# [STORED ROWS]
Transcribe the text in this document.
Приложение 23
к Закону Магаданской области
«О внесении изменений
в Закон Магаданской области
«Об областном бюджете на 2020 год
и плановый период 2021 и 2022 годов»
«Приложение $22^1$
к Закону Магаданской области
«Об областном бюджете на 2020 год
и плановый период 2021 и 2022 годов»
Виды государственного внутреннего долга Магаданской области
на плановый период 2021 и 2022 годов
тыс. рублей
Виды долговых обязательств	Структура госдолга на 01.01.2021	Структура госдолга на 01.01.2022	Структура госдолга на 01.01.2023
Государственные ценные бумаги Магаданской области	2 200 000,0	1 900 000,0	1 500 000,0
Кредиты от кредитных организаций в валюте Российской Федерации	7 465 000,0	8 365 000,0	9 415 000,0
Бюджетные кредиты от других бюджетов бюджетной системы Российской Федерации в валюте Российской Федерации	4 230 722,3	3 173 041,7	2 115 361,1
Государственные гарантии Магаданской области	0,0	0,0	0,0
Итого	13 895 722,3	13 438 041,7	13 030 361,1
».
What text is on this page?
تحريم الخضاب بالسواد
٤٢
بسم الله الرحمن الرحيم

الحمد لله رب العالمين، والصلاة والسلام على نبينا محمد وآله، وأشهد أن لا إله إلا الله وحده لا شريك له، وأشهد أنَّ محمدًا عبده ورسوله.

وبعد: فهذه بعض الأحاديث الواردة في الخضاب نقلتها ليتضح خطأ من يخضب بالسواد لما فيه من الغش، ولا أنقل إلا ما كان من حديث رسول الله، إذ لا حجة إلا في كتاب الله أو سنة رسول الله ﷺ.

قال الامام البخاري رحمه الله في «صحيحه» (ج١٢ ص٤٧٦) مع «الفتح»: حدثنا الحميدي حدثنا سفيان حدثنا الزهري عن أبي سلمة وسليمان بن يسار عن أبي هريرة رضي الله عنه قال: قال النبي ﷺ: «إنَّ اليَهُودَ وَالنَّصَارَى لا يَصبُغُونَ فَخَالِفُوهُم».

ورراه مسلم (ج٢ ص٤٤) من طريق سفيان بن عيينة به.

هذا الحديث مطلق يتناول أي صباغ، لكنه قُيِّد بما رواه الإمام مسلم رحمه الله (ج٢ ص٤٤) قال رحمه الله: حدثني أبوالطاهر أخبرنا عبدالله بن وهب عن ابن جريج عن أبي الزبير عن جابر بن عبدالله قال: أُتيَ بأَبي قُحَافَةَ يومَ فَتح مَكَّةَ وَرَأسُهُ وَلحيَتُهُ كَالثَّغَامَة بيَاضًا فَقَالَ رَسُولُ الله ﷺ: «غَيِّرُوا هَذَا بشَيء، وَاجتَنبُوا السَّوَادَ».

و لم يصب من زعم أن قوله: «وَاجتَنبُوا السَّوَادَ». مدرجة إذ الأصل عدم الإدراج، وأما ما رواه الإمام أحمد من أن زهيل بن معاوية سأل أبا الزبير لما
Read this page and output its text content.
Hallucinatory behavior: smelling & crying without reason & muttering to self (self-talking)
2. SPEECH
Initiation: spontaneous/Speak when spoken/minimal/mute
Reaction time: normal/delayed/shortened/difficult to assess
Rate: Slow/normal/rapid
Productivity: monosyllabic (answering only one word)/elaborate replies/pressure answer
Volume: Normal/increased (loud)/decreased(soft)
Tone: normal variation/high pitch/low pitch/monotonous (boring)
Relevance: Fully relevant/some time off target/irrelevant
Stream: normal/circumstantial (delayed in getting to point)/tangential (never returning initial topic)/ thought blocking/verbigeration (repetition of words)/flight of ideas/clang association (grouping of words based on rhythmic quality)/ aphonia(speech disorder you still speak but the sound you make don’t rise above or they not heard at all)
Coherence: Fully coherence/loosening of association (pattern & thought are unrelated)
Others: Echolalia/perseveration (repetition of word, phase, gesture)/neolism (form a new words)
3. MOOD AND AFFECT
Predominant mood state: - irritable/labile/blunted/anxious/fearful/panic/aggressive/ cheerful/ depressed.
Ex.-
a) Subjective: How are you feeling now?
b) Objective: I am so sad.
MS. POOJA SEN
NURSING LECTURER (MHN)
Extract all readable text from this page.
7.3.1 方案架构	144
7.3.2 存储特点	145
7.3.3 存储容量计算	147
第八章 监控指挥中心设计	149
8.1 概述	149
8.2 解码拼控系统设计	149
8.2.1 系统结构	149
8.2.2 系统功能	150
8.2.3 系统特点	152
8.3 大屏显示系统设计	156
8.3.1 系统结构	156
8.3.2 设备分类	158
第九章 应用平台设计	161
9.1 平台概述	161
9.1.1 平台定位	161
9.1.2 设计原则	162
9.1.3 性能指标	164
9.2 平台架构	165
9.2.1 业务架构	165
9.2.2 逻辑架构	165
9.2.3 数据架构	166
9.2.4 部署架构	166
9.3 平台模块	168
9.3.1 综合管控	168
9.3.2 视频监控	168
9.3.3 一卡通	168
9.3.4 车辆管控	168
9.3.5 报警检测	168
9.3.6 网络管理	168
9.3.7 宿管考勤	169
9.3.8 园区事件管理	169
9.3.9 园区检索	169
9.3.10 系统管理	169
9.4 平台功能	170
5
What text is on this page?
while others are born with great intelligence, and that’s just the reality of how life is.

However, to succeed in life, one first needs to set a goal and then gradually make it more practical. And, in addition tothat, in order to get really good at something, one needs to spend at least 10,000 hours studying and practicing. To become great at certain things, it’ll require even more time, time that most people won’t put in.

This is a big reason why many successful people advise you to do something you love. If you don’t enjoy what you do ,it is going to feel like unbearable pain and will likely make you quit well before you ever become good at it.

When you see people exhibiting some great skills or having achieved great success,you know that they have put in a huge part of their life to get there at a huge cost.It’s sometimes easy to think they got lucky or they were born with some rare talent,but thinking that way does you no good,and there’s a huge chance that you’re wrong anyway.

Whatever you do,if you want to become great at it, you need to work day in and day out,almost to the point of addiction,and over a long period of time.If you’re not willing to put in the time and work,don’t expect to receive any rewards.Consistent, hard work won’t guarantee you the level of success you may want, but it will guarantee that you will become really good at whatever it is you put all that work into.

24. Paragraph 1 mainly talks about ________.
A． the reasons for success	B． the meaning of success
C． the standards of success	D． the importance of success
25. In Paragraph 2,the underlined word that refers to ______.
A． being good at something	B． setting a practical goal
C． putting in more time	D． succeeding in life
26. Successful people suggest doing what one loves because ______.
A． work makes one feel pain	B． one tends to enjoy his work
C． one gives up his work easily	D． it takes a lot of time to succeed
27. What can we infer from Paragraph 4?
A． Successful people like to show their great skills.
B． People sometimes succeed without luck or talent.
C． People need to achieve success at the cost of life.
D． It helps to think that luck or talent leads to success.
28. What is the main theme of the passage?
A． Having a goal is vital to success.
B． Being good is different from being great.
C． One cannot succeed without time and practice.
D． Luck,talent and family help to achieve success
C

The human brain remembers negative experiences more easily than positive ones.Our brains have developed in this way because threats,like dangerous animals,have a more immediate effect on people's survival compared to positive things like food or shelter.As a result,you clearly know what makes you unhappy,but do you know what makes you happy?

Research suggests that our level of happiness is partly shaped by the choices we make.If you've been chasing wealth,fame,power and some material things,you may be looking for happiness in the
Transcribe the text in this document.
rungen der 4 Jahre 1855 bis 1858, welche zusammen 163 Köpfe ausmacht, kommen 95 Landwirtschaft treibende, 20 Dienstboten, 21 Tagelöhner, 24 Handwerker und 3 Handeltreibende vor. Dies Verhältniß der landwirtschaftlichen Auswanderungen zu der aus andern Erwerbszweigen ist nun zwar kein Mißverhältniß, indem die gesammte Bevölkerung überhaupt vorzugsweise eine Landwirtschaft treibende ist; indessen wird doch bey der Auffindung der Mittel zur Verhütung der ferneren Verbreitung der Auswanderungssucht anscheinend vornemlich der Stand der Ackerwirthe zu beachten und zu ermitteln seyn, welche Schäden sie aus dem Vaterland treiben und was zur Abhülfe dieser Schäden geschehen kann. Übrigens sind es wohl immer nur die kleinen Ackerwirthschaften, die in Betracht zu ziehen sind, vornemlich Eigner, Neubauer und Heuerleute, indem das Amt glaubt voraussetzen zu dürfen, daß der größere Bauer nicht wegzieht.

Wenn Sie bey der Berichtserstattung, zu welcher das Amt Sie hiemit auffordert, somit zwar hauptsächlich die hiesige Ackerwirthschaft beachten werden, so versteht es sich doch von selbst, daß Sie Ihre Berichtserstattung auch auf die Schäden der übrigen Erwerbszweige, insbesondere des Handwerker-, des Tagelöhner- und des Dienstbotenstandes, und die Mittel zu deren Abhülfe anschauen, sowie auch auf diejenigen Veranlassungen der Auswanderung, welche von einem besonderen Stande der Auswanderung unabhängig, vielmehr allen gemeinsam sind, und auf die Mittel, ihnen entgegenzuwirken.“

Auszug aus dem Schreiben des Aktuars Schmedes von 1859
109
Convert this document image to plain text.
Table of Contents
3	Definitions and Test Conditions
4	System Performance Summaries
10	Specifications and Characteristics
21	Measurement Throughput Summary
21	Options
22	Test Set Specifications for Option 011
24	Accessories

# [INSTRUCTIONS FOR THE TASK]
Look through the data above. Each line containing the word "Specifications" needs to be copied.

# [SOLUTION TO THE EXERCISE]
10	Specifications and Characteristics
22	Test Set Specifications for Option 011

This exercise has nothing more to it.